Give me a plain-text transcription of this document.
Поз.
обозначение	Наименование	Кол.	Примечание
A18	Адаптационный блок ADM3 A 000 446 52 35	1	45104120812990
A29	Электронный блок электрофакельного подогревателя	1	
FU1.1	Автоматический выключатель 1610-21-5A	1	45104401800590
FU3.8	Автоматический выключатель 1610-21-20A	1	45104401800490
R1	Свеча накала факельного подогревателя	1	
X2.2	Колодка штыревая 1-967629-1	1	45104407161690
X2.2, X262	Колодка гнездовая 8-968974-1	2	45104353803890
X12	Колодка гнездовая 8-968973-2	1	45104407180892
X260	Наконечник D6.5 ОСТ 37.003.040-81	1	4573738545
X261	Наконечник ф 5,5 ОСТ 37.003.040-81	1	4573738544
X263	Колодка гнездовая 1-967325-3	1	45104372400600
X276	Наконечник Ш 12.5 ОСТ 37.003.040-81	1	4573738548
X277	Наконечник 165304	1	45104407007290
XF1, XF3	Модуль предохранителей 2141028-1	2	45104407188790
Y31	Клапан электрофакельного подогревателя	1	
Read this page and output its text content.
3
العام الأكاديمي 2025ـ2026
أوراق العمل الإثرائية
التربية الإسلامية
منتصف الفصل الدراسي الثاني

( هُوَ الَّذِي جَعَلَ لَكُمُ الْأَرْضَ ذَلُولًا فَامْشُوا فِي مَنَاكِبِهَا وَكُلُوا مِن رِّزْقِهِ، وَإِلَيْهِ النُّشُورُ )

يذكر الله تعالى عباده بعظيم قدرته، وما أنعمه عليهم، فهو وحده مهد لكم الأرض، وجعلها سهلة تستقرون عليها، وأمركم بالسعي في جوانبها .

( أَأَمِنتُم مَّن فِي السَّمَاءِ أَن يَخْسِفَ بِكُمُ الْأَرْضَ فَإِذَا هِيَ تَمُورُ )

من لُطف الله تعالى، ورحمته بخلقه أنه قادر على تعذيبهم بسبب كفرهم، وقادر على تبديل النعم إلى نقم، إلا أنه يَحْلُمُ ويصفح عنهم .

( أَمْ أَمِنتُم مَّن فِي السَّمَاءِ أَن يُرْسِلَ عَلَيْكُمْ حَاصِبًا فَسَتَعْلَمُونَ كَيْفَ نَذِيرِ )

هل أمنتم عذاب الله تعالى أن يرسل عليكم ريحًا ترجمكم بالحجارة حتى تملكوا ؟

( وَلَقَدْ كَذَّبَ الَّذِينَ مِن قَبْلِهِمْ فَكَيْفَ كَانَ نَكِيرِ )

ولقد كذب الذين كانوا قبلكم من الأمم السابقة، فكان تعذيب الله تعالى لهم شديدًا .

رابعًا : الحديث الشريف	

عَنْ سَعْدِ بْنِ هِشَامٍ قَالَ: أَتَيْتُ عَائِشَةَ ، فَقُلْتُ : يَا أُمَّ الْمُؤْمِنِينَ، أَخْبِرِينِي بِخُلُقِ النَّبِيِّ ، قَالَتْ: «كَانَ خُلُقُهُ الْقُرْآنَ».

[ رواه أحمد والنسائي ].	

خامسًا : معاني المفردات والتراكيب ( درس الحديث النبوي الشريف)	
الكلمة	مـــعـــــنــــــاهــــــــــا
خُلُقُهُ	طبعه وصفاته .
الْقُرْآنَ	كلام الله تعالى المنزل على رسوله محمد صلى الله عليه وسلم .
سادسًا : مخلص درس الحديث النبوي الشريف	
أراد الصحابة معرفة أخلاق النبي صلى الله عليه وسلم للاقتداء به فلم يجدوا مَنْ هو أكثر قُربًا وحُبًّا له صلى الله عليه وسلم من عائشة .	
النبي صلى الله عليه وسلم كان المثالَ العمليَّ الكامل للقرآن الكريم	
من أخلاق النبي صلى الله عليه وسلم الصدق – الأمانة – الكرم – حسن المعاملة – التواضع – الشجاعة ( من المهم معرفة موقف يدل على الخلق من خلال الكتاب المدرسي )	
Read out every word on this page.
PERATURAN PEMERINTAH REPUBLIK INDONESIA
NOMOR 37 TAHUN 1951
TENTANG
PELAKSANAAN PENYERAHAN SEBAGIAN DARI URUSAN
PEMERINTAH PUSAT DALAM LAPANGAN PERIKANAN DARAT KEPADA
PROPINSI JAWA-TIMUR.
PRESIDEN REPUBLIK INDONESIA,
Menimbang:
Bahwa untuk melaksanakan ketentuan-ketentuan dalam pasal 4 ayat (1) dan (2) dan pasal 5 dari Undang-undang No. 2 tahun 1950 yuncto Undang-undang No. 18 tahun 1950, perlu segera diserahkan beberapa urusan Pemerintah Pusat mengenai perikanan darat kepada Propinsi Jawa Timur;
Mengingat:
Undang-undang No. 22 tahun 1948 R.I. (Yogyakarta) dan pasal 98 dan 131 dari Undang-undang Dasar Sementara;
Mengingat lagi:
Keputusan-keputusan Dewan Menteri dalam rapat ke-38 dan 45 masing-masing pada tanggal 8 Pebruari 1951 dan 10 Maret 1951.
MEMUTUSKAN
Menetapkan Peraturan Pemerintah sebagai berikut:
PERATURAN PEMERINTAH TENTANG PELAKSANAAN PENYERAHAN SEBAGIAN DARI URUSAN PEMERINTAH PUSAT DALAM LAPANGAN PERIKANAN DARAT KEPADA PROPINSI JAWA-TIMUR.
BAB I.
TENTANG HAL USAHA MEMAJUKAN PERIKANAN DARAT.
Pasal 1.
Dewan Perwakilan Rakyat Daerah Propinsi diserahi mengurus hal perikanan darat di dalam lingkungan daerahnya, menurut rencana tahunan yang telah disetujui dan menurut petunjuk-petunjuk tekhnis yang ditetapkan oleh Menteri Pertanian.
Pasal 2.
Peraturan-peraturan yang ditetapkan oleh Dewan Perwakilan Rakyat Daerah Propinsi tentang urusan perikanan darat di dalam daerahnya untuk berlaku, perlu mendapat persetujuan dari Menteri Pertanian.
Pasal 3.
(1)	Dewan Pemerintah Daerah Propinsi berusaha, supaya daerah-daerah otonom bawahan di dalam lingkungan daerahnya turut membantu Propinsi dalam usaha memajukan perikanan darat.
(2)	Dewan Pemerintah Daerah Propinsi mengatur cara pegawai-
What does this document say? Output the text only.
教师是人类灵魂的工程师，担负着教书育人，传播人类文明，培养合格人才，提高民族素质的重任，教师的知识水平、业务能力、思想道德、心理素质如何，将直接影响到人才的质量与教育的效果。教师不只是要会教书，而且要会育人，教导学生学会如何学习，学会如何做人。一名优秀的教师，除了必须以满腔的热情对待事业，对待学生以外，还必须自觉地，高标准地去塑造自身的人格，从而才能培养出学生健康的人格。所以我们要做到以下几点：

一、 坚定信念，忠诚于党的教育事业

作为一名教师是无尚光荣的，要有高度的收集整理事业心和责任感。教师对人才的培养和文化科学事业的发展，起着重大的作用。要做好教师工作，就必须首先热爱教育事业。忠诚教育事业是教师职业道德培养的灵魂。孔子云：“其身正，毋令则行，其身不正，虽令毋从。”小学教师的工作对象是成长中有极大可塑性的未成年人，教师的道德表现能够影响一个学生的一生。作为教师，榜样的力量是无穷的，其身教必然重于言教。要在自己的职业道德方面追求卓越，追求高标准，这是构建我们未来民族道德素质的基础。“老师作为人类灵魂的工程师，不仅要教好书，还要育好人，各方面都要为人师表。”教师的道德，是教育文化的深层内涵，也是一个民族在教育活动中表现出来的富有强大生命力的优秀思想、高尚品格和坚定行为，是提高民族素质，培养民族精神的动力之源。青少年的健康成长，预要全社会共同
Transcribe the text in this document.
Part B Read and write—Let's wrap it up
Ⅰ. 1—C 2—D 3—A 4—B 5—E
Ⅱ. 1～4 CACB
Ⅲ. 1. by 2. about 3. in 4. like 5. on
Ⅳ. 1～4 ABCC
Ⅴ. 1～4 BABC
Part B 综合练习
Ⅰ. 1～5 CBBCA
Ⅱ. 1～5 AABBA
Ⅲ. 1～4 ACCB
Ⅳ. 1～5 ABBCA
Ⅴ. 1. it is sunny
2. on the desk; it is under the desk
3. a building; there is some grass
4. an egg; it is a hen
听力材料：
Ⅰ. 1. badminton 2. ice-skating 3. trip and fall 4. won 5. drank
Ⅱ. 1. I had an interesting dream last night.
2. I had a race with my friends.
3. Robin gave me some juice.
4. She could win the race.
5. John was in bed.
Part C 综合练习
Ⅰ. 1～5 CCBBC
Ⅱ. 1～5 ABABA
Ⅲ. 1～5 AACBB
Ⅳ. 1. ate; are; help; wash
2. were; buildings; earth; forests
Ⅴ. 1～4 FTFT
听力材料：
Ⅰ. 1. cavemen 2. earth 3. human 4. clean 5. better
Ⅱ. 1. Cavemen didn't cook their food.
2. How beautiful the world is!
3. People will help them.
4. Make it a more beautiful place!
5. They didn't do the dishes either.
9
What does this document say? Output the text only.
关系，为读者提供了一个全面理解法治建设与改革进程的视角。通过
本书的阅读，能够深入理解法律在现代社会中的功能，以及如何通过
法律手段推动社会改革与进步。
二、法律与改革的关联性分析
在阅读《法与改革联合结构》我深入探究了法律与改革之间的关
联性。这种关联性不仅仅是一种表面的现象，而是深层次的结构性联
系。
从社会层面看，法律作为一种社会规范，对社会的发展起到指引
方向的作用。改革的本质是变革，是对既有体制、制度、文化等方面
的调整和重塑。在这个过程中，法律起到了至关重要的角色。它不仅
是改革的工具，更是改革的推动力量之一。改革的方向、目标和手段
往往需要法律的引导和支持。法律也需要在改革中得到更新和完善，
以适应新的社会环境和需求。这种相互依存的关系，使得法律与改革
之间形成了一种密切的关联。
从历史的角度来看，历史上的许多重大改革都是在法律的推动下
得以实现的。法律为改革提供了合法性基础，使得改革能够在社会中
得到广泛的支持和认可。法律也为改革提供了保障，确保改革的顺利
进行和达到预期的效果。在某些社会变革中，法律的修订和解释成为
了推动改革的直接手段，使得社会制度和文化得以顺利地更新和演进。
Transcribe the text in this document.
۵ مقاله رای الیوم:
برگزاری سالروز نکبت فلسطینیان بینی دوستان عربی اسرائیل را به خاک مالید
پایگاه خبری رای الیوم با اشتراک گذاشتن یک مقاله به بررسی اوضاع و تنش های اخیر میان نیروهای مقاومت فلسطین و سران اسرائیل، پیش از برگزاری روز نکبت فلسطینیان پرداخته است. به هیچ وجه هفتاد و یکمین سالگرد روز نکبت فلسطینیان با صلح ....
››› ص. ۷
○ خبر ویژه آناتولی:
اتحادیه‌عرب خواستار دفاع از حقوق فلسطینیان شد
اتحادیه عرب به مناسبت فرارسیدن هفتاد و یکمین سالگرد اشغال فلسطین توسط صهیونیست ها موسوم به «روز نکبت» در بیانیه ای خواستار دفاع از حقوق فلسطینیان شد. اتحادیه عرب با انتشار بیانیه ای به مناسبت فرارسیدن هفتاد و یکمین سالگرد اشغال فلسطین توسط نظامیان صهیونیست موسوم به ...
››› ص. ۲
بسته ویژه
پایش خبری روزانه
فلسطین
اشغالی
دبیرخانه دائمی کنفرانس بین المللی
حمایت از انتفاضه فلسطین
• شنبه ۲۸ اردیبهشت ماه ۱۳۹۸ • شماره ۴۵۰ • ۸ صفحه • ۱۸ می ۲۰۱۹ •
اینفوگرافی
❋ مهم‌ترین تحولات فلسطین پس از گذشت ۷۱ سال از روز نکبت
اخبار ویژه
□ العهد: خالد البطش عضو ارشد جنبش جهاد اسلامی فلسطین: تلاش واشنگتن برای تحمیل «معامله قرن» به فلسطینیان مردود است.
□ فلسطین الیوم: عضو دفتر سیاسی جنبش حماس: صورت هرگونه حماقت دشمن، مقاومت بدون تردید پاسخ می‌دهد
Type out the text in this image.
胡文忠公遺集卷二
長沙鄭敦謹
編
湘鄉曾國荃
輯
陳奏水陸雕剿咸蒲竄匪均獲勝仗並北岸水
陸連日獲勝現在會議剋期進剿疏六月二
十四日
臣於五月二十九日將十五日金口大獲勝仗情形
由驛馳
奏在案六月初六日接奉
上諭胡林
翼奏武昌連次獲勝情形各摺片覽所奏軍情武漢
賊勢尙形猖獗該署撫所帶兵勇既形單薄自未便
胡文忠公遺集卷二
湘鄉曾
----------
Go through the material above and copy each line that has the word "خواستار".

اتحادیه‌عرب خواستار دفاع از حقوق فلسطینیان شد
اتحادیه عرب به مناسبت فرارسیدن هفتاد و یکمین سالگرد اشغال فلسطین توسط صهیونیست ها موسوم به «روز نکبت» در بیانیه ای خواستار دفاع از حقوق فلسطینیان شد. اتحادیه عرب با انتشار بیانیه ای به مناسبت فرارسیدن هفتاد و یکمین سالگرد اشغال فلسطین توسط نظامیان صهیونیست موسوم به ...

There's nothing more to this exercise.